▶ _Do this_
Out of the lines below, please list those that hold the string "Hours".

══ Records to use ══

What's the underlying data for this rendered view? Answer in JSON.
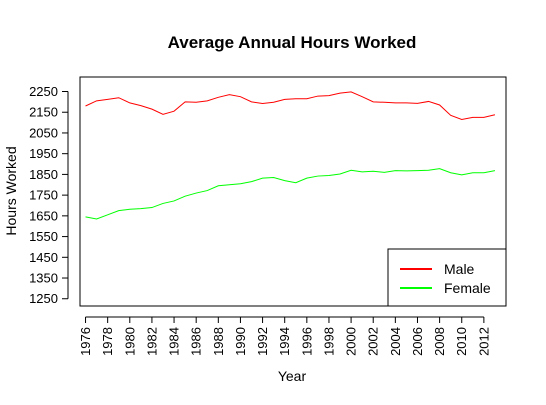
{
  "chart_data": {
    "type": "line",
    "title": "Average Annual Hours Worked",
    "xlabel": "Year",
    "ylabel": "Hours Worked",
    "xlim": [
      1975.5,
      2014
    ],
    "ylim": [
      1215,
      2320
    ],
    "x_ticks": [
      1976,
      1978,
      1980,
      1982,
      1984,
      1986,
      1988,
      1990,
      1992,
      1994,
      1996,
      1998,
      2000,
      2002,
      2004,
      2006,
      2008,
      2010,
      2012
    ],
    "y_ticks": [
      1250,
      1350,
      1450,
      1550,
      1650,
      1750,
      1850,
      1950,
      2050,
      2150,
      2250
    ],
    "legend_position": "bottom-right",
    "grid": false,
    "x": [
      1976,
      1977,
      1978,
      1979,
      1980,
      1981,
      1982,
      1983,
      1984,
      1985,
      1986,
      1987,
      1988,
      1989,
      1990,
      1991,
      1992,
      1993,
      1994,
      1995,
      1996,
      1997,
      1998,
      1999,
      2000,
      2001,
      2002,
      2003,
      2004,
      2005,
      2006,
      2007,
      2008,
      2009,
      2010,
      2011,
      2012,
      2013
    ],
    "series": [
      {
        "name": "Male",
        "color": "#ff0000",
        "values": [
          2180,
          2205,
          2212,
          2220,
          2195,
          2182,
          2165,
          2140,
          2155,
          2200,
          2198,
          2205,
          2222,
          2235,
          2225,
          2200,
          2192,
          2198,
          2212,
          2215,
          2215,
          2228,
          2230,
          2242,
          2248,
          2225,
          2200,
          2198,
          2195,
          2195,
          2193,
          2202,
          2185,
          2135,
          2115,
          2125,
          2125,
          2138
        ]
      },
      {
        "name": "Female",
        "color": "#00ff00",
        "values": [
          1645,
          1635,
          1655,
          1675,
          1682,
          1685,
          1690,
          1710,
          1722,
          1745,
          1760,
          1772,
          1795,
          1800,
          1805,
          1815,
          1832,
          1835,
          1820,
          1810,
          1832,
          1842,
          1845,
          1852,
          1870,
          1862,
          1865,
          1860,
          1868,
          1867,
          1868,
          1870,
          1878,
          1858,
          1848,
          1858,
          1858,
          1868
        ]
      }
    ]
  }
}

═══

▶ _Answer below_
    "title": "Average Annual Hours Worked",
    "ylabel": "Hours Worked",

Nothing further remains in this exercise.